* BEGIN Entries shown *

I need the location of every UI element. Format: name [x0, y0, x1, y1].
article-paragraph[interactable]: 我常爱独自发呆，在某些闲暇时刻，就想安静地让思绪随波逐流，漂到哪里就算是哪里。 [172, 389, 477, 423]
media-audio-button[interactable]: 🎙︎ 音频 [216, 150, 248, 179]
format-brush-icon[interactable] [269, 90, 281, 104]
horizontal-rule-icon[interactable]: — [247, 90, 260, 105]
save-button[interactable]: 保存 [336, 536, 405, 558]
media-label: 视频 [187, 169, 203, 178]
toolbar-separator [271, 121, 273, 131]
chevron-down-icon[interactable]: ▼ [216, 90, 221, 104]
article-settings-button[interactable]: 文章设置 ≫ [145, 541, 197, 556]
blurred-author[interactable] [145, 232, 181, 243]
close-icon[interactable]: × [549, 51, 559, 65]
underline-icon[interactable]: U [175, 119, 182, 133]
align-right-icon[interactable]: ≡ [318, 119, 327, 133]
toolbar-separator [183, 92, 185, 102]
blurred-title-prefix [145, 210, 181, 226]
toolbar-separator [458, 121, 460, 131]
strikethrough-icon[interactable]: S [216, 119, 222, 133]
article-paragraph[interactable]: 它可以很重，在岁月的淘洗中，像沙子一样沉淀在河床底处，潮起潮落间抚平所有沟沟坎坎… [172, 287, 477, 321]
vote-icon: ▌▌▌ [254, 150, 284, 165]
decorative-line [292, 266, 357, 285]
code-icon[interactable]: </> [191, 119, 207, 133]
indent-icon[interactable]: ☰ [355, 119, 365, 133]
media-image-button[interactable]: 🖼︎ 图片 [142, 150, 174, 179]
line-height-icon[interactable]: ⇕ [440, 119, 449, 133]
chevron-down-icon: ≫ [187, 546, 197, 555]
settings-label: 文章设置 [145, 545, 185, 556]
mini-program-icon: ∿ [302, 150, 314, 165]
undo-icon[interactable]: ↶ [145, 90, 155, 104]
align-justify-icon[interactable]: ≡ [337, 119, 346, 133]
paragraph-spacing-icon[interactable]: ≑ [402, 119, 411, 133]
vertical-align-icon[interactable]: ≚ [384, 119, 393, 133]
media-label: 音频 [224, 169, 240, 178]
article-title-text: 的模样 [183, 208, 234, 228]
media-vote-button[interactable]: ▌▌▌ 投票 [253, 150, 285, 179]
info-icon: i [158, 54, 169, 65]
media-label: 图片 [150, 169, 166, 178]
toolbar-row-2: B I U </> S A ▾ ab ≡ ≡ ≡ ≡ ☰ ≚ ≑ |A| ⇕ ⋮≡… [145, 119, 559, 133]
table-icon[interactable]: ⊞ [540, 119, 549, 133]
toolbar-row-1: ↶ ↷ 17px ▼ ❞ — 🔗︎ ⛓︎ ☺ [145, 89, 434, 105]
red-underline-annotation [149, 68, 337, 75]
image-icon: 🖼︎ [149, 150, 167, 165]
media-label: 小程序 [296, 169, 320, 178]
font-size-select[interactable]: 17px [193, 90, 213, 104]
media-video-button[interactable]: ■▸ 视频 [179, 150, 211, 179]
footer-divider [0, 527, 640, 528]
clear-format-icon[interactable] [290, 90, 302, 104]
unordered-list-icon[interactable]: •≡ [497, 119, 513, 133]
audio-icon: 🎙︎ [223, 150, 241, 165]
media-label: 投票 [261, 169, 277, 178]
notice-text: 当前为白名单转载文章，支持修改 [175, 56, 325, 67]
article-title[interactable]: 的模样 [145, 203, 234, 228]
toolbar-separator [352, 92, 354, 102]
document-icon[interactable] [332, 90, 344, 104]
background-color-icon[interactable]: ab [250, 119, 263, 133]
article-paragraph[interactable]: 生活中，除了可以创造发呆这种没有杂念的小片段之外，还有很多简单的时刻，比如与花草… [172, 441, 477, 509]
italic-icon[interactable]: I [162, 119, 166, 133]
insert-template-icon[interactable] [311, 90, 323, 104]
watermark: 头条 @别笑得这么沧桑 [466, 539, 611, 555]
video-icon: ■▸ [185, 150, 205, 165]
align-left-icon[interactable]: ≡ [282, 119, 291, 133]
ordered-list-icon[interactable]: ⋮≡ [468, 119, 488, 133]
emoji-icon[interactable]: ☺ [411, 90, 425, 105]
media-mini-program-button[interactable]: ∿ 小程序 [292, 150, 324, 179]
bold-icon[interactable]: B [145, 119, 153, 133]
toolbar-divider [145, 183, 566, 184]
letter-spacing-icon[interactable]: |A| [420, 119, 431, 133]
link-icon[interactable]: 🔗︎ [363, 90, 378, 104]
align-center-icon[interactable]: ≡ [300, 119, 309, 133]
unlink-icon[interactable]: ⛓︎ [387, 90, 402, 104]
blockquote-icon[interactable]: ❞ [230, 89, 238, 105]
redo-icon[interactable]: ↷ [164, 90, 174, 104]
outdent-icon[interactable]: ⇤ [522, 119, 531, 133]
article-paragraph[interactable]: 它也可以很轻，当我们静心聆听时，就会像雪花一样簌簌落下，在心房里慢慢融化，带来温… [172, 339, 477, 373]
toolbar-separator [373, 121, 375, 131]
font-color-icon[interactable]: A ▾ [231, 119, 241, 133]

* END Entries shown *

* **Exercise description**:
Locate every line in the entries above that contains the string "down", treating uppercase and lowercase as different, and copy each such line in full.

* **Finished exercise**:
chevron-down-icon[interactable]: ▼ [216, 90, 221, 104]
chevron-down-icon: ≫ [187, 546, 197, 555]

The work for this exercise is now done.